- **Exercise brief**
Retype all of the listing exactly, passing over any picture you find.

- **Extracted material**

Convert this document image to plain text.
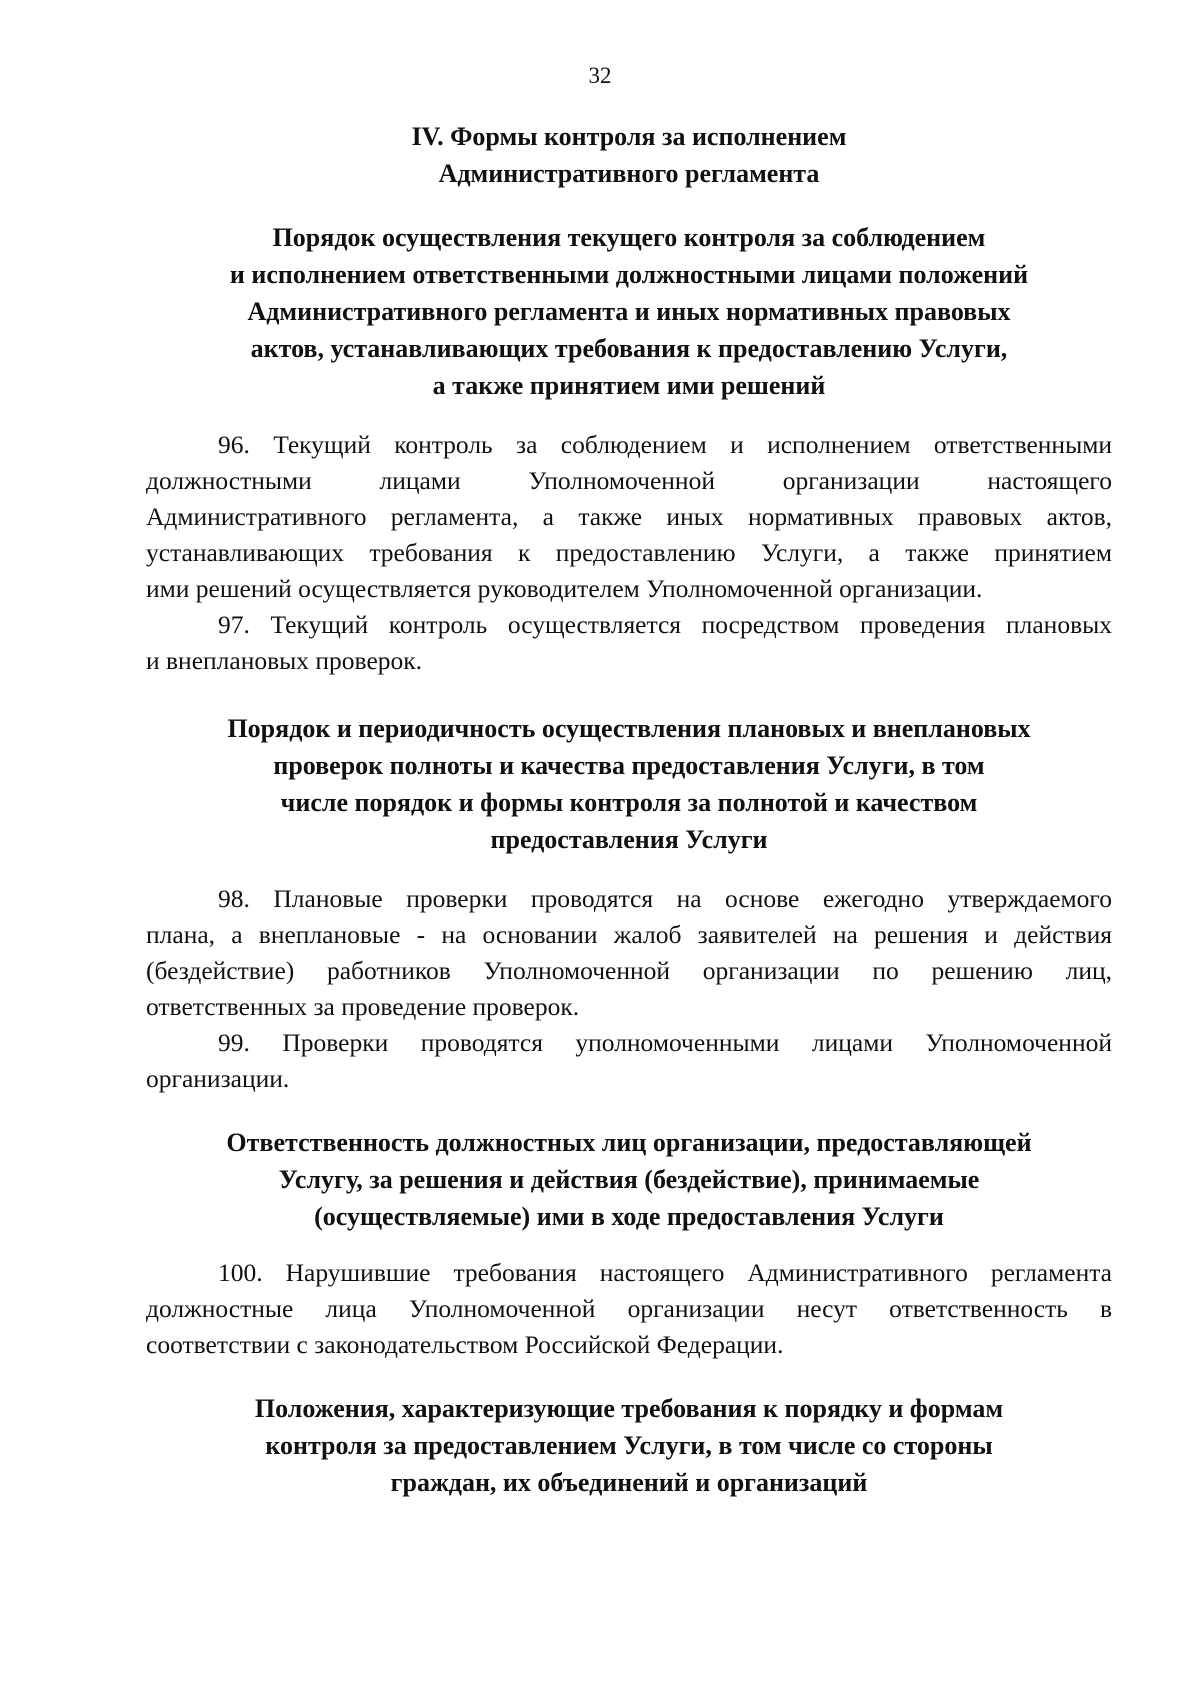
32
IV. Формы контроля за исполнением
Административного регламента
Порядок осуществления текущего контроля за соблюдением
и исполнением ответственными должностными лицами положений
Административного регламента и иных нормативных правовых
актов, устанавливающих требования к предоставлению Услуги,
а также принятием ими решений
96. Текущий контроль за соблюдением и исполнением ответственными
должностными лицами Уполномоченной организации настоящего
Административного регламента, а также иных нормативных правовых актов,
устанавливающих требования к предоставлению Услуги, а также принятием
ими решений осуществляется руководителем Уполномоченной организации.
97. Текущий контроль осуществляется посредством проведения плановых
и внеплановых проверок.
Порядок и периодичность осуществления плановых и внеплановых
проверок полноты и качества предоставления Услуги, в том
числе порядок и формы контроля за полнотой и качеством
предоставления Услуги
98. Плановые проверки проводятся на основе ежегодно утверждаемого
плана, а внеплановые - на основании жалоб заявителей на решения и действия
(бездействие) работников Уполномоченной организации по решению лиц,
ответственных за проведение проверок.
99. Проверки проводятся уполномоченными лицами Уполномоченной
организации.
Ответственность должностных лиц организации, предоставляющей
Услугу, за решения и действия (бездействие), принимаемые
(осуществляемые) ими в ходе предоставления Услуги
100. Нарушившие требования настоящего Административного регламента
должностные лица Уполномоченной организации несут ответственность в
соответствии с законодательством Российской Федерации.
Положения, характеризующие требования к порядку и формам
контроля за предоставлением Услуги, в том числе со стороны
граждан, их объединений и организаций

- **Result of this exercise**
Convert this document image to plain text.
32
IV. Формы контроля за исполнением
Административного регламента
Порядок осуществления текущего контроля за соблюдением
и исполнением ответственными должностными лицами положений
Административного регламента и иных нормативных правовых
актов, устанавливающих требования к предоставлению Услуги,
а также принятием ими решений
96. Текущий контроль за соблюдением и исполнением ответственными
должностными лицами Уполномоченной организации настоящего
Административного регламента, а также иных нормативных правовых актов,
устанавливающих требования к предоставлению Услуги, а также принятием
ими решений осуществляется руководителем Уполномоченной организации.
97. Текущий контроль осуществляется посредством проведения плановых
и внеплановых проверок.
Порядок и периодичность осуществления плановых и внеплановых
проверок полноты и качества предоставления Услуги, в том
числе порядок и формы контроля за полнотой и качеством
предоставления Услуги
98. Плановые проверки проводятся на основе ежегодно утверждаемого
плана, а внеплановые - на основании жалоб заявителей на решения и действия
(бездействие) работников Уполномоченной организации по решению лиц,
ответственных за проведение проверок.
99. Проверки проводятся уполномоченными лицами Уполномоченной
организации.
Ответственность должностных лиц организации, предоставляющей
Услугу, за решения и действия (бездействие), принимаемые
(осуществляемые) ими в ходе предоставления Услуги
100. Нарушившие требования настоящего Административного регламента
должностные лица Уполномоченной организации несут ответственность в
соответствии с законодательством Российской Федерации.
Положения, характеризующие требования к порядку и формам
контроля за предоставлением Услуги, в том числе со стороны
граждан, их объединений и организаций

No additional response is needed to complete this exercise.